Repeat the records below exactly.

» Items:
========================

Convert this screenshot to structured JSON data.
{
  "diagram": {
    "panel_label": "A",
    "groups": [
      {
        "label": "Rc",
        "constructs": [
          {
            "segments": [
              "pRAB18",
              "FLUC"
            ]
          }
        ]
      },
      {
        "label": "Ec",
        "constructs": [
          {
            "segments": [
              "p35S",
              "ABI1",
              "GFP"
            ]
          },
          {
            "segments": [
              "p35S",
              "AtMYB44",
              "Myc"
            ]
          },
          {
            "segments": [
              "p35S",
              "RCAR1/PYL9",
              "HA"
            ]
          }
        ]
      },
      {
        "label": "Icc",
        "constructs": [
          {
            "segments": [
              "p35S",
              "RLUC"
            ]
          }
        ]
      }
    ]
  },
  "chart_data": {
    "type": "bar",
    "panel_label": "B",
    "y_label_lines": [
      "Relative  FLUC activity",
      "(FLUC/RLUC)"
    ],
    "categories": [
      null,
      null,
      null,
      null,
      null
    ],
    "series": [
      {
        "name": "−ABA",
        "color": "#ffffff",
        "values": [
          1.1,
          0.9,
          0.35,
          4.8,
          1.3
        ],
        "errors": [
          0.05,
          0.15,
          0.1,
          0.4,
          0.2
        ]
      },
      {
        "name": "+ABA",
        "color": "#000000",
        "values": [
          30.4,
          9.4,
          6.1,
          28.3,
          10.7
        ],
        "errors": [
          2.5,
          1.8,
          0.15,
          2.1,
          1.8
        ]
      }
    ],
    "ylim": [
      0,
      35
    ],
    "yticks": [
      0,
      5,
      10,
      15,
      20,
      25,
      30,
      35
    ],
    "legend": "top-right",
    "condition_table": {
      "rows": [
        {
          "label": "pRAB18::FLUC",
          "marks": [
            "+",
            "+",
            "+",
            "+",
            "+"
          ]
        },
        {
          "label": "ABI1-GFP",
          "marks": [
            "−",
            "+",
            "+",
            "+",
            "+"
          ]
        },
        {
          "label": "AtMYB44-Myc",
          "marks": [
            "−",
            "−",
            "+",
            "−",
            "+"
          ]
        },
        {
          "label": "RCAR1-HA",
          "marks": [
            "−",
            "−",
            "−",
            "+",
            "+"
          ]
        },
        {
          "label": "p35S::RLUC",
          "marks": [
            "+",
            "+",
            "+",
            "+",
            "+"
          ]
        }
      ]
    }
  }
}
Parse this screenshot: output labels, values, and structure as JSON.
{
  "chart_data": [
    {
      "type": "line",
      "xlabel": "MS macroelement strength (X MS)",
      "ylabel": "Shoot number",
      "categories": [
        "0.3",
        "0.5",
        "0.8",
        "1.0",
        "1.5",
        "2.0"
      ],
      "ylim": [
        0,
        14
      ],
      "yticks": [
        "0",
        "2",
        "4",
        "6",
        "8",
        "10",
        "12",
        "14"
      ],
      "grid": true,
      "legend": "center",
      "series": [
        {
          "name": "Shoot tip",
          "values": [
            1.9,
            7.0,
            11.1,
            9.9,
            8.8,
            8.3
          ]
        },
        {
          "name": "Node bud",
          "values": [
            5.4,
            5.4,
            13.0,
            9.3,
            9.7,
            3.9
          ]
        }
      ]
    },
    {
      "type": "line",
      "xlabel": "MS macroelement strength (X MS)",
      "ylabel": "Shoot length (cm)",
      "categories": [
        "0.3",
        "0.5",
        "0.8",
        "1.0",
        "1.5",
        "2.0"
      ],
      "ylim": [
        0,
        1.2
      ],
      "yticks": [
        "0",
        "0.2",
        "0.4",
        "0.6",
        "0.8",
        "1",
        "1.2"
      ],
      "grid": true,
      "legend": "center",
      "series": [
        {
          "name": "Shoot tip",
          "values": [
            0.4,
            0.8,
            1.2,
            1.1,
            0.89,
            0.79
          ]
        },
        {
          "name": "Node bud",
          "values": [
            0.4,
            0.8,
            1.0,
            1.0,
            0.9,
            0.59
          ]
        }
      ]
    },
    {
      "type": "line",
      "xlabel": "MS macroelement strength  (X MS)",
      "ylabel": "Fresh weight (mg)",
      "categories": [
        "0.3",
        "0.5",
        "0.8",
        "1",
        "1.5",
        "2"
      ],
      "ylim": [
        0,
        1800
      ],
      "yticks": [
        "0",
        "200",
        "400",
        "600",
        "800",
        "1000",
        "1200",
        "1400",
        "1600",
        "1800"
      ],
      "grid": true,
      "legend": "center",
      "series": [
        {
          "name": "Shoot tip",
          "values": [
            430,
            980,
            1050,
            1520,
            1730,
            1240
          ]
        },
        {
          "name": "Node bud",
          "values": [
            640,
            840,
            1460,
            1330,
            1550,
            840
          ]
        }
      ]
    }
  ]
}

========================

» Answer to this problem:
Convert this screenshot to structured JSON data.
{
  "diagram": {
    "panel_label": "A",
    "groups": [
      {
        "label": "Rc",
        "constructs": [
          {
            "segments": [
              "pRAB18",
              "FLUC"
            ]
          }
        ]
      },
      {
        "label": "Ec",
        "constructs": [
          {
            "segments": [
              "p35S",
              "ABI1",
              "GFP"
            ]
          },
          {
            "segments": [
              "p35S",
              "AtMYB44",
              "Myc"
            ]
          },
          {
            "segments": [
              "p35S",
              "RCAR1/PYL9",
              "HA"
            ]
          }
        ]
      },
      {
        "label": "Icc",
        "constructs": [
          {
            "segments": [
              "p35S",
              "RLUC"
            ]
          }
        ]
      }
    ]
  },
  "chart_data": {
    "type": "bar",
    "panel_label": "B",
    "y_label_lines": [
      "Relative  FLUC activity",
      "(FLUC/RLUC)"
    ],
    "categories": [
      null,
      null,
      null,
      null,
      null
    ],
    "series": [
      {
        "name": "−ABA",
        "color": "#ffffff",
        "values": [
          1.1,
          0.9,
          0.35,
          4.8,
          1.3
        ],
        "errors": [
          0.05,
          0.15,
          0.1,
          0.4,
          0.2
        ]
      },
      {
        "name": "+ABA",
        "color": "#000000",
        "values": [
          30.4,
          9.4,
          6.1,
          28.3,
          10.7
        ],
        "errors": [
          2.5,
          1.8,
          0.15,
          2.1,
          1.8
        ]
      }
    ],
    "ylim": [
      0,
      35
    ],
    "yticks": [
      0,
      5,
      10,
      15,
      20,
      25,
      30,
      35
    ],
    "legend": "top-right",
    "condition_table": {
      "rows": [
        {
          "label": "pRAB18::FLUC",
          "marks": [
            "+",
            "+",
            "+",
            "+",
            "+"
          ]
        },
        {
          "label": "ABI1-GFP",
          "marks": [
            "−",
            "+",
            "+",
            "+",
            "+"
          ]
        },
        {
          "label": "AtMYB44-Myc",
          "marks": [
            "−",
            "−",
            "+",
            "−",
            "+"
          ]
        },
        {
          "label": "RCAR1-HA",
          "marks": [
            "−",
            "−",
            "−",
            "+",
            "+"
          ]
        },
        {
          "label": "p35S::RLUC",
          "marks": [
            "+",
            "+",
            "+",
            "+",
            "+"
          ]
        }
      ]
    }
  }
}
Parse this screenshot: output labels, values, and structure as JSON.
{
  "chart_data": [
    {
      "type": "line",
      "xlabel": "MS macroelement strength (X MS)",
      "ylabel": "Shoot number",
      "categories": [
        "0.3",
        "0.5",
        "0.8",
        "1.0",
        "1.5",
        "2.0"
      ],
      "ylim": [
        0,
        14
      ],
      "yticks": [
        "0",
        "2",
        "4",
        "6",
        "8",
        "10",
        "12",
        "14"
      ],
      "grid": true,
      "legend": "center",
      "series": [
        {
          "name": "Shoot tip",
          "values": [
            1.9,
            7.0,
            11.1,
            9.9,
            8.8,
            8.3
          ]
        },
        {
          "name": "Node bud",
          "values": [
            5.4,
            5.4,
            13.0,
            9.3,
            9.7,
            3.9
          ]
        }
      ]
    },
    {
      "type": "line",
      "xlabel": "MS macroelement strength (X MS)",
      "ylabel": "Shoot length (cm)",
      "categories": [
        "0.3",
        "0.5",
        "0.8",
        "1.0",
        "1.5",
        "2.0"
      ],
      "ylim": [
        0,
        1.2
      ],
      "yticks": [
        "0",
        "0.2",
        "0.4",
        "0.6",
        "0.8",
        "1",
        "1.2"
      ],
      "grid": true,
      "legend": "center",
      "series": [
        {
          "name": "Shoot tip",
          "values": [
            0.4,
            0.8,
            1.2,
            1.1,
            0.89,
            0.79
          ]
        },
        {
          "name": "Node bud",
          "values": [
            0.4,
            0.8,
            1.0,
            1.0,
            0.9,
            0.59
          ]
        }
      ]
    },
    {
      "type": "line",
      "xlabel": "MS macroelement strength  (X MS)",
      "ylabel": "Fresh weight (mg)",
      "categories": [
        "0.3",
        "0.5",
        "0.8",
        "1",
        "1.5",
        "2"
      ],
      "ylim": [
        0,
        1800
      ],
      "yticks": [
        "0",
        "200",
        "400",
        "600",
        "800",
        "1000",
        "1200",
        "1400",
        "1600",
        "1800"
      ],
      "grid": true,
      "legend": "center",
      "series": [
        {
          "name": "Shoot tip",
          "values": [
            430,
            980,
            1050,
            1520,
            1730,
            1240
          ]
        },
        {
          "name": "Node bud",
          "values": [
            640,
            840,
            1460,
            1330,
            1550,
            840
          ]
        }
      ]
    }
  ]
}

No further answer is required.